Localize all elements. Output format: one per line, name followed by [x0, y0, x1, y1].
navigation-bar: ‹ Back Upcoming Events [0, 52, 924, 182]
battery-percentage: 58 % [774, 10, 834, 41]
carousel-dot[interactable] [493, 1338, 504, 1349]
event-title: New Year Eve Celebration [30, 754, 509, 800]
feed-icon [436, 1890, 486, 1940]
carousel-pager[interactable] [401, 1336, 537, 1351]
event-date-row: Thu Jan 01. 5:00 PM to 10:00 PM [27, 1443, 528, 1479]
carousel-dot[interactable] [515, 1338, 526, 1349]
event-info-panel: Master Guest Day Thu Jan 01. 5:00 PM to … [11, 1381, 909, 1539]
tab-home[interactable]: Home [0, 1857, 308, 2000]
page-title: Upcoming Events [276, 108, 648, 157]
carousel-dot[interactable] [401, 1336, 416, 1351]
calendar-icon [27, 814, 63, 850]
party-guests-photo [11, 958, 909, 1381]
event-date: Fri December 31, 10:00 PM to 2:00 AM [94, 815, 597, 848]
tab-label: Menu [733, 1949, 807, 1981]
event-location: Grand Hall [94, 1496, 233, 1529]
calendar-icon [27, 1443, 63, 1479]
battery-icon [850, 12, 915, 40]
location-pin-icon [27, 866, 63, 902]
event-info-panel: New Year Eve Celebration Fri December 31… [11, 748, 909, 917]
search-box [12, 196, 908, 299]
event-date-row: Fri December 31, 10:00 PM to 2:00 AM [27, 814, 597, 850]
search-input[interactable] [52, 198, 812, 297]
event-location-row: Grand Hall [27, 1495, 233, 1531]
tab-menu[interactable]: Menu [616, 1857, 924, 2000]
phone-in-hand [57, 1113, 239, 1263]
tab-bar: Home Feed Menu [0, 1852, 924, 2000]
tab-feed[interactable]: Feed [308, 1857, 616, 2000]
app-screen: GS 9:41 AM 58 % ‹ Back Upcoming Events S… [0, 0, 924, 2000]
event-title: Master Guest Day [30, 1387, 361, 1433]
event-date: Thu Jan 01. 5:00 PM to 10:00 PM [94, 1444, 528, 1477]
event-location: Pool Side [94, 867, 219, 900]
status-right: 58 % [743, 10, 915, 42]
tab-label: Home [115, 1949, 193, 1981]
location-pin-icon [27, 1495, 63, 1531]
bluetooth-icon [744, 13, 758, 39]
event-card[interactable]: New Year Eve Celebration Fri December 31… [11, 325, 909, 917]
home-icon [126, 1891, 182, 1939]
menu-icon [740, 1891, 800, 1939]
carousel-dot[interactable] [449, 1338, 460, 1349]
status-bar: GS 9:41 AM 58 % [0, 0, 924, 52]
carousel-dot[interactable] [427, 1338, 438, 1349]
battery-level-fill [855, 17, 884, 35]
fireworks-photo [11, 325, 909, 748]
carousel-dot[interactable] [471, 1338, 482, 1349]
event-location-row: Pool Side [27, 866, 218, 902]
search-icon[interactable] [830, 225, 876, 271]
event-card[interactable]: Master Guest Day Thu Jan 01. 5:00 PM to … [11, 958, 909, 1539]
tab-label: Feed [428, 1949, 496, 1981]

◆ ◆ ◆

TASK PROMPT: Starting with the first of the lines above and going on through the line with "carousel-dot[interactable] [493, 1338, 504, 1349]", lay out those lines as a numbered list, leaving out any blank lines.

OUTPUT OF THE TASK:
1. Localize all elements. Output format: one per line, name followed by [x0, y0, x1, y1].
2. navigation-bar: ‹ Back Upcoming Events [0, 52, 924, 182]
3. battery-percentage: 58 % [774, 10, 834, 41]
4. carousel-dot[interactable] [493, 1338, 504, 1349]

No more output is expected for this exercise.